**The exercise**
Every line below that contains "Ríos" is to be copied.

**Material provided**
^^^^
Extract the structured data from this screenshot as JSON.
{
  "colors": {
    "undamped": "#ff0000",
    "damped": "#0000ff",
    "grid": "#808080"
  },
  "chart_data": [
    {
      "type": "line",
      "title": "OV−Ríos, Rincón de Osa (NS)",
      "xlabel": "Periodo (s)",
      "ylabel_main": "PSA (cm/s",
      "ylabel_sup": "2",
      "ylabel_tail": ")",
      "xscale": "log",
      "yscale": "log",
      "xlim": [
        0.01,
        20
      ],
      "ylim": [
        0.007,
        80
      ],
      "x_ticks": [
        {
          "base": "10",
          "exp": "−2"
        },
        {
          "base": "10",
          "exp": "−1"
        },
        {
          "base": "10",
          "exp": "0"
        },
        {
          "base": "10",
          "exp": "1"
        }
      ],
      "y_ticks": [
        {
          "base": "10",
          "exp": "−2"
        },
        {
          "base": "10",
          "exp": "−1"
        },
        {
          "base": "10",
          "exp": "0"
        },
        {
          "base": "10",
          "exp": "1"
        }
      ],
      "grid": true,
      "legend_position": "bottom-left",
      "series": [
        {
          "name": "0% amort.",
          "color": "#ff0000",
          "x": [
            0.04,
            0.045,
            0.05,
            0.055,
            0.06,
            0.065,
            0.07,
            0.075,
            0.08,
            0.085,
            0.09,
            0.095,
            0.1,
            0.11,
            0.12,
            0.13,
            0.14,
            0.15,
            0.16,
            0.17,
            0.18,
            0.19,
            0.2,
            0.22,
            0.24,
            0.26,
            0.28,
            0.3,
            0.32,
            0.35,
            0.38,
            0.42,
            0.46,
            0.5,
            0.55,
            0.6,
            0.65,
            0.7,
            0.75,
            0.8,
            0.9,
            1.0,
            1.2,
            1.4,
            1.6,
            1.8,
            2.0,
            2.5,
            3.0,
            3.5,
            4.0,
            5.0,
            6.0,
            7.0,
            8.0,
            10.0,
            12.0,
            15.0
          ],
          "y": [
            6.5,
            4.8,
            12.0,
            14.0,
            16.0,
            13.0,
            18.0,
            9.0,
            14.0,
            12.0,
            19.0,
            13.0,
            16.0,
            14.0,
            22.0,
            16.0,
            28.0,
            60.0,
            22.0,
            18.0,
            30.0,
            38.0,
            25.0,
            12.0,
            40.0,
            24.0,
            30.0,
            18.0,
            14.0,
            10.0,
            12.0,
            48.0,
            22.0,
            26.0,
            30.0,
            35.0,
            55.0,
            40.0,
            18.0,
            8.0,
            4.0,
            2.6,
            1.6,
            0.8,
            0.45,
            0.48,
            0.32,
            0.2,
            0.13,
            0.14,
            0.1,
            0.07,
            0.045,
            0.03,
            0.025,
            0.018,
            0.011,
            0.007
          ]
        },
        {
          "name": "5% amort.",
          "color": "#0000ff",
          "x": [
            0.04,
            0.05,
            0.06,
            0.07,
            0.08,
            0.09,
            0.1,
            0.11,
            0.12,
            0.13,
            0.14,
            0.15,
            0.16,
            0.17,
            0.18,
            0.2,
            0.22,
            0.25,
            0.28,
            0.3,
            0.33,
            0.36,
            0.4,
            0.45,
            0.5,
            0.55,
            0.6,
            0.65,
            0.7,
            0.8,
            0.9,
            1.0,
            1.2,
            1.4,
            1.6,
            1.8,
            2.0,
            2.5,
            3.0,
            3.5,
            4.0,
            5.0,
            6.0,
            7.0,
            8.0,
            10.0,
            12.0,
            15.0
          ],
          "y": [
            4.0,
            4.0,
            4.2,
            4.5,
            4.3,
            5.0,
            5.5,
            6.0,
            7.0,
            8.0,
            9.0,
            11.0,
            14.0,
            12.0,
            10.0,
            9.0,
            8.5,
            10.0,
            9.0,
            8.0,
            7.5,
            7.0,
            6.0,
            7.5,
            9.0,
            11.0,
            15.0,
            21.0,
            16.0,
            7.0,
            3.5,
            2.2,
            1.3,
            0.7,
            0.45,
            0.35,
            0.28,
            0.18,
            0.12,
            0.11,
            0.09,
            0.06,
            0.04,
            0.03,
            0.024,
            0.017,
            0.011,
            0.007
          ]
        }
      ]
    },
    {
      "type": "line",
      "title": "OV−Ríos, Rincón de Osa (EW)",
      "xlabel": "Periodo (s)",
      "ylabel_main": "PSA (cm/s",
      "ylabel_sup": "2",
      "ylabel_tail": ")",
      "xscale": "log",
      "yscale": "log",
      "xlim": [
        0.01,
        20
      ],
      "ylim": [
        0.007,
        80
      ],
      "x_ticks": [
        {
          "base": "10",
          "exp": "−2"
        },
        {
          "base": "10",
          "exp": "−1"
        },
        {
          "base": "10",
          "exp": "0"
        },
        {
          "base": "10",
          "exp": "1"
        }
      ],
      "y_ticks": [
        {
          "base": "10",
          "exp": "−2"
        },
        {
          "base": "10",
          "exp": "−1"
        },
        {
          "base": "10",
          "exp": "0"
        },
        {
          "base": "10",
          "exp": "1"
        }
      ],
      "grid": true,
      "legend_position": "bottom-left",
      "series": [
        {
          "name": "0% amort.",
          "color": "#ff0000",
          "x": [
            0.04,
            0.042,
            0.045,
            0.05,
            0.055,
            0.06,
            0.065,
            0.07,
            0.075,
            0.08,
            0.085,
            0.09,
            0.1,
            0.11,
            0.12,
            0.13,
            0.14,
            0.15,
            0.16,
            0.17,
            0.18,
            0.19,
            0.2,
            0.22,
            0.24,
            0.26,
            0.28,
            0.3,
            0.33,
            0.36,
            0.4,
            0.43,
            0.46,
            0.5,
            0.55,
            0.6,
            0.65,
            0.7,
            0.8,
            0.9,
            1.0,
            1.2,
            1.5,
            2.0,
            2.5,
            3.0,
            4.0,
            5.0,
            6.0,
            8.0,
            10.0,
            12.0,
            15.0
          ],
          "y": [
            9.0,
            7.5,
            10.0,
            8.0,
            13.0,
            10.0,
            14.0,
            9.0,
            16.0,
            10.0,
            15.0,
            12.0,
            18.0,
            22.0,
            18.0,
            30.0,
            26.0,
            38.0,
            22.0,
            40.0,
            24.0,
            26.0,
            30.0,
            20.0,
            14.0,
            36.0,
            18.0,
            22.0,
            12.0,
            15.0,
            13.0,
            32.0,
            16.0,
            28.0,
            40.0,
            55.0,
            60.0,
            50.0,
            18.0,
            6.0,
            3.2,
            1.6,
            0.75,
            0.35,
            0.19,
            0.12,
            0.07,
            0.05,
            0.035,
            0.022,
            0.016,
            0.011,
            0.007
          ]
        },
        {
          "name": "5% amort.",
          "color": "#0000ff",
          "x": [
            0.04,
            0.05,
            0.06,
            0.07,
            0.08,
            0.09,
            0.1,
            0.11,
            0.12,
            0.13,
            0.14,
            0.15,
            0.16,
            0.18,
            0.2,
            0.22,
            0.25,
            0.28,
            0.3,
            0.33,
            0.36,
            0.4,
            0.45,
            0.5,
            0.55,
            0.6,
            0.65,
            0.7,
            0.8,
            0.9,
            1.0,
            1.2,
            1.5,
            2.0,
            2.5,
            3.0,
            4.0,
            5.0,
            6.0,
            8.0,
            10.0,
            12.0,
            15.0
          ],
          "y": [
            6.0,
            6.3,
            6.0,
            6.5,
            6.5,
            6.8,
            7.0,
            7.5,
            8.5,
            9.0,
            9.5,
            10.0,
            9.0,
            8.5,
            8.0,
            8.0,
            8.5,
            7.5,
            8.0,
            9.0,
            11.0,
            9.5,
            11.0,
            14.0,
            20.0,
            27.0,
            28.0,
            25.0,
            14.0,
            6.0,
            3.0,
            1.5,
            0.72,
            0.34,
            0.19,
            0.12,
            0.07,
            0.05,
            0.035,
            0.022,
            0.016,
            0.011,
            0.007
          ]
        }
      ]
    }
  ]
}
^^^^
**Result for this task**
      "title": "OV−Ríos, Rincón de Osa (NS)",
      "title": "OV−Ríos, Rincón de Osa (EW)",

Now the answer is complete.